* _SET EXERCISE_: Report each line of the data that includes the word "activities".

********

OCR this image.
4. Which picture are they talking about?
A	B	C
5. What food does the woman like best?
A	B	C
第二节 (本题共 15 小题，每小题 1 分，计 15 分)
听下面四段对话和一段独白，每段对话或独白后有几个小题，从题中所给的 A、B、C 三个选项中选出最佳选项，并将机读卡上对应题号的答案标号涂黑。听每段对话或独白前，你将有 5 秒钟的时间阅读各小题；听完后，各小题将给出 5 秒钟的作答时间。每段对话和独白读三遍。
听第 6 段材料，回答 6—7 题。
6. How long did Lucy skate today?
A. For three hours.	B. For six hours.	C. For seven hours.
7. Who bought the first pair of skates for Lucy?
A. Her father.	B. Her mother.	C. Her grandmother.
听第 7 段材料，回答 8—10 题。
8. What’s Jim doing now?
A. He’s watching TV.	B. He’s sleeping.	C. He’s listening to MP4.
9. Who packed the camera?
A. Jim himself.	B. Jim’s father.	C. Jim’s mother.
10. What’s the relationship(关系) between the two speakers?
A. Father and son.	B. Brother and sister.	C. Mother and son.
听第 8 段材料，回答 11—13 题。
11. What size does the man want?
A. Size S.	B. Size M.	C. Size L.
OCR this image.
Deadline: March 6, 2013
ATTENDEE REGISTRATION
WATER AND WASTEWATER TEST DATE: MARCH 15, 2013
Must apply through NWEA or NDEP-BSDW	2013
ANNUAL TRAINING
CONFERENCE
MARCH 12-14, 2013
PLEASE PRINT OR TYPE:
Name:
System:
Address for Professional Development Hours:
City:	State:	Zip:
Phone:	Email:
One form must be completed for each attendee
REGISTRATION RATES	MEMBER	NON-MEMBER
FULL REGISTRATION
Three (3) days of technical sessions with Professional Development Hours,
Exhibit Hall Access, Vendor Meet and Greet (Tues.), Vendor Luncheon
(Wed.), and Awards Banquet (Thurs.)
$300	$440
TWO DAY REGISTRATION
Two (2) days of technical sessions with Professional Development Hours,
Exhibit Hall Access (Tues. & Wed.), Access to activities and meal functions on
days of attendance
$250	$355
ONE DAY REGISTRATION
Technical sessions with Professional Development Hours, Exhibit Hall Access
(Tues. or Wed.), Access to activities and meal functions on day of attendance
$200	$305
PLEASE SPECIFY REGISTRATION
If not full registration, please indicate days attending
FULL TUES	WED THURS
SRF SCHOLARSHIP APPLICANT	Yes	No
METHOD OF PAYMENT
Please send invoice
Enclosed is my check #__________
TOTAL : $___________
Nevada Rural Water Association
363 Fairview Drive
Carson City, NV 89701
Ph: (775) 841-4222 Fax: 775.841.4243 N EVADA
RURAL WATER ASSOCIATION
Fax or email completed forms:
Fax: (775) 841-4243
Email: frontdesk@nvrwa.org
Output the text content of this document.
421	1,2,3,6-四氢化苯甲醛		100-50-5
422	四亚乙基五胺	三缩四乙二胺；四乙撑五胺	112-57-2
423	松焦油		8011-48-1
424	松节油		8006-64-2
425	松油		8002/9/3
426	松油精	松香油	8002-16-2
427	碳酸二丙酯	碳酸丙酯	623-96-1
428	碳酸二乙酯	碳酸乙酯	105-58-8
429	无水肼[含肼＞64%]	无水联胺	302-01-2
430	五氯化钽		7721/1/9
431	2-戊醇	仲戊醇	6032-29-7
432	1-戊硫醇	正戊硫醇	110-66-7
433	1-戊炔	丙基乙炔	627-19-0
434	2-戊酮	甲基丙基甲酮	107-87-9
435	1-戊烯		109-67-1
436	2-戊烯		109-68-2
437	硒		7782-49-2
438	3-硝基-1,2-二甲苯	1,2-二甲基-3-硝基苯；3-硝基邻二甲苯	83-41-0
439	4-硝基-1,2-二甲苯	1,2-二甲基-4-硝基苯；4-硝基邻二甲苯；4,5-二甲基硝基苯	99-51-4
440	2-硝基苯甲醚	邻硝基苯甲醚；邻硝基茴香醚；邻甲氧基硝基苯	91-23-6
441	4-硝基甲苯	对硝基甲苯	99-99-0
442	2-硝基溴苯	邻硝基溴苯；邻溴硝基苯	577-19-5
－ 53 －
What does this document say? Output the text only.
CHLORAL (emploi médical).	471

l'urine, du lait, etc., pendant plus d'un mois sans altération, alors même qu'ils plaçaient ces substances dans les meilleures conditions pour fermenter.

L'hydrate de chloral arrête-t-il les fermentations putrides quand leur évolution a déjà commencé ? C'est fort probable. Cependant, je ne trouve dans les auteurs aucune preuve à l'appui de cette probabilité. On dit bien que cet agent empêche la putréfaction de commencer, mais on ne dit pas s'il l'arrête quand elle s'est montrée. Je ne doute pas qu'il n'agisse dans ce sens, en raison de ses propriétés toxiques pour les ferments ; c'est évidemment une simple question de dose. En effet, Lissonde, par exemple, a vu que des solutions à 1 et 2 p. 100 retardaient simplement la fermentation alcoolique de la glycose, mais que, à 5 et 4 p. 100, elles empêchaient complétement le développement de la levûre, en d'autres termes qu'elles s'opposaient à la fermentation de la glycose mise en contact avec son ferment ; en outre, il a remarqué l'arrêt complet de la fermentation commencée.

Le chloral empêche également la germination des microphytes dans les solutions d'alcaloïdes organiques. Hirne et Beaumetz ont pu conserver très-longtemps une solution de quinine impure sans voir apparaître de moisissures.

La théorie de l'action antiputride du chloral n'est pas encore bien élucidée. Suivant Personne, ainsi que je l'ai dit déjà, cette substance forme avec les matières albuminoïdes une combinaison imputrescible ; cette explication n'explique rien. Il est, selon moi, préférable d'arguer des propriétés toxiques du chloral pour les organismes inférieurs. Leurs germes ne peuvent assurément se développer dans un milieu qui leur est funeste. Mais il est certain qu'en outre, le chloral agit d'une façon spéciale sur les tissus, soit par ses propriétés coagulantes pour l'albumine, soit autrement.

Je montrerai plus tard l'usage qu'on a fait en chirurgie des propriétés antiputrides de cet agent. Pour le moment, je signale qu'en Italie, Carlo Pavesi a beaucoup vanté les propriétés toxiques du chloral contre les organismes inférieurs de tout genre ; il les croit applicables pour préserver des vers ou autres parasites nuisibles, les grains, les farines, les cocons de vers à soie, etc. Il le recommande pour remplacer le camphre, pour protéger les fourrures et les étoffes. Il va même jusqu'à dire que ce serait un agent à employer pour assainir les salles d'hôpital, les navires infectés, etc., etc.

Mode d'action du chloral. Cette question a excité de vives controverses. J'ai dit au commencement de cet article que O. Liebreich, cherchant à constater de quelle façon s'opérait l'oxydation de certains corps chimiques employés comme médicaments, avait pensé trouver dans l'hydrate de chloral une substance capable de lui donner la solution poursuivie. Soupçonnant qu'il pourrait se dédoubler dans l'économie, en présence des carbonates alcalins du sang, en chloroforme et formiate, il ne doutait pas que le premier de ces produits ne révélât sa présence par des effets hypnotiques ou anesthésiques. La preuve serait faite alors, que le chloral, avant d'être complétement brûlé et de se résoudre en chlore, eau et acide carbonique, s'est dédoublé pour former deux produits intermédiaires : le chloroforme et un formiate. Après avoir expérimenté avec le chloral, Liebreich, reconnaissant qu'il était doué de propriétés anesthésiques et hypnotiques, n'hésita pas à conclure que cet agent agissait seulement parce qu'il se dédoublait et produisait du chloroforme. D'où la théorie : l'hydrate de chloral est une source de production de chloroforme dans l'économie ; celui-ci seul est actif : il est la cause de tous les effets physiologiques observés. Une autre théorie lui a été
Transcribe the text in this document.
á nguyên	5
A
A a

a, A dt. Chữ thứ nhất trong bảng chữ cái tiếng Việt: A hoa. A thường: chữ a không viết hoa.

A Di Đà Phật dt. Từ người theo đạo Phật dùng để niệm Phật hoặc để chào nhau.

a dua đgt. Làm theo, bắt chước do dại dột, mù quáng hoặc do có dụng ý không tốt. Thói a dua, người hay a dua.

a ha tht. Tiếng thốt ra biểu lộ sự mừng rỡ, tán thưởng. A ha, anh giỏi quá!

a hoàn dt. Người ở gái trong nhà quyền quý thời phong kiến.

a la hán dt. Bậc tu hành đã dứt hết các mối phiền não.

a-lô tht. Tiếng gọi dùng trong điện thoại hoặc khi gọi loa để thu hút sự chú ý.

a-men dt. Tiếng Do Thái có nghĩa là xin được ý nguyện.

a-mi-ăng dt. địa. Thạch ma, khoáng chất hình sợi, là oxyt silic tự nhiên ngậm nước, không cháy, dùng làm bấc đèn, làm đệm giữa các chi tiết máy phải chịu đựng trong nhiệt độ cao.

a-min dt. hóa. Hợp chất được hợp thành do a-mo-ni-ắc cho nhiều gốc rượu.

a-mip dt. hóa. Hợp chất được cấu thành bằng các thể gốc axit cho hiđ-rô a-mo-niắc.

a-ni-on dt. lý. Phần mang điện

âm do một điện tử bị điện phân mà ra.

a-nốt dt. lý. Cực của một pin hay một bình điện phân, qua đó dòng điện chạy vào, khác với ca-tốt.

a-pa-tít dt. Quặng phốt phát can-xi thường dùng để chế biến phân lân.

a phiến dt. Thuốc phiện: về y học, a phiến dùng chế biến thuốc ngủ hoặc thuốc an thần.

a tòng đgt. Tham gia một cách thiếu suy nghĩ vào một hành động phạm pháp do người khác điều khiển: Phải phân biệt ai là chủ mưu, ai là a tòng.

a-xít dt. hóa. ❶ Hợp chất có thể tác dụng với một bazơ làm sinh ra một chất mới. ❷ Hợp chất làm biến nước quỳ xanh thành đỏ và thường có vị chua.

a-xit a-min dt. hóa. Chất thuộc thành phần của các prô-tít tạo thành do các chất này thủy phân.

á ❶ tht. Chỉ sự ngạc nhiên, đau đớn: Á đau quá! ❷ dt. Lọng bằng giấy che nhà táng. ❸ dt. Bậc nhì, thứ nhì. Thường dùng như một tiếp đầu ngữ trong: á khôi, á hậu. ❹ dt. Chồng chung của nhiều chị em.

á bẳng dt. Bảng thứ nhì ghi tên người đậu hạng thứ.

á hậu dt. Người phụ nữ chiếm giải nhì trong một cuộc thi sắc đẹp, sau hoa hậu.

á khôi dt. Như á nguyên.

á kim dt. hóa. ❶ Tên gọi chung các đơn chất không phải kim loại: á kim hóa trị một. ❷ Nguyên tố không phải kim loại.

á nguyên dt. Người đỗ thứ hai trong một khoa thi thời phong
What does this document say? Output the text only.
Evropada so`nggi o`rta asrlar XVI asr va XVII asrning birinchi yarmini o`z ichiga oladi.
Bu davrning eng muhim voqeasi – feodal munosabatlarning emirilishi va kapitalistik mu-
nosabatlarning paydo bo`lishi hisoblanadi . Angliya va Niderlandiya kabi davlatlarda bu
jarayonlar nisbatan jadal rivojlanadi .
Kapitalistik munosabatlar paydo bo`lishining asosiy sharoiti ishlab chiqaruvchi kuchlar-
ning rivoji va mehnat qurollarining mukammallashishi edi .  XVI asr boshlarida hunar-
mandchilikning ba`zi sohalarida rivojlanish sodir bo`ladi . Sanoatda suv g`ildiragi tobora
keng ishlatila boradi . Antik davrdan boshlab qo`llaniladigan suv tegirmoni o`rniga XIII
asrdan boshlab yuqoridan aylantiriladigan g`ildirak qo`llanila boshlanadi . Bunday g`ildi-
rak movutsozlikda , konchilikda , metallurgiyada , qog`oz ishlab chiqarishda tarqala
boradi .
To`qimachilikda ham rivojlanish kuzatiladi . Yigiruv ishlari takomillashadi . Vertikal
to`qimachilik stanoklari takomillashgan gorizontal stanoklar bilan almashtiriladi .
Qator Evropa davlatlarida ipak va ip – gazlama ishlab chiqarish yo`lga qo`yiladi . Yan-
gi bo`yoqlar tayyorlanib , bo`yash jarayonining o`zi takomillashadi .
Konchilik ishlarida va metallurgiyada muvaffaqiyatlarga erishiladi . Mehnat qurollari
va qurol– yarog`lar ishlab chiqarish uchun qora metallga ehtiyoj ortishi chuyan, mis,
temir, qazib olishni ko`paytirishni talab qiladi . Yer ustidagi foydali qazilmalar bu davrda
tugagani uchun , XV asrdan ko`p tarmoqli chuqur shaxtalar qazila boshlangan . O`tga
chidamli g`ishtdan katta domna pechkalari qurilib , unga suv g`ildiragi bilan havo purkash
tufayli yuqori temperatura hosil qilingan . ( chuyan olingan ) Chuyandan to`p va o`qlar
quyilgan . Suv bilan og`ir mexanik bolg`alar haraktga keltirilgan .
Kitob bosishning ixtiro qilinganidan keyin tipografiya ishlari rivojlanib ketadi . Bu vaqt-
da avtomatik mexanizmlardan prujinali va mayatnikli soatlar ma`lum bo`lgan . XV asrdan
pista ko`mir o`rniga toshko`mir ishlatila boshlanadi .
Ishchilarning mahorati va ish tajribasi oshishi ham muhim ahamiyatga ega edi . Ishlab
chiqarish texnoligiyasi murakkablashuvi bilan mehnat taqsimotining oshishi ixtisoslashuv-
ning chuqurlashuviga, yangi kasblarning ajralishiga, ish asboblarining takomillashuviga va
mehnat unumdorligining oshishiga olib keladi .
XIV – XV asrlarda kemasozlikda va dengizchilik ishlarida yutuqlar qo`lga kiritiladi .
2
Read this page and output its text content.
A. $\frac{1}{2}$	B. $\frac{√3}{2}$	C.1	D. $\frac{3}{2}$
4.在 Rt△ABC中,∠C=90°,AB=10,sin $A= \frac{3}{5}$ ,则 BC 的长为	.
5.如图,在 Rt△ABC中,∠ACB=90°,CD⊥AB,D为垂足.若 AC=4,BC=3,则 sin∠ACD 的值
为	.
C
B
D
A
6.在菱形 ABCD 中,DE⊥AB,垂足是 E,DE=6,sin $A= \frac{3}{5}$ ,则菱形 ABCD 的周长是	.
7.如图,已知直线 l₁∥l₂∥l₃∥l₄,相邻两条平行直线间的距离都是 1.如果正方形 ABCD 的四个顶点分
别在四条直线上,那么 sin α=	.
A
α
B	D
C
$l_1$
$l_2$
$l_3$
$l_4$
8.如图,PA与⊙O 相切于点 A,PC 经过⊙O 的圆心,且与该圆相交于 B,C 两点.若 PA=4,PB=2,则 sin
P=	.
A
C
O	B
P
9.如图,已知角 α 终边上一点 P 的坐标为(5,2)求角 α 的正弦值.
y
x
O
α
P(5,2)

********

* _FULL SOLUTION_:
Exhibit Hall Access (Tues. & Wed.), Access to activities and meal functions on
(Tues. or Wed.), Access to activities and meal functions on day of attendance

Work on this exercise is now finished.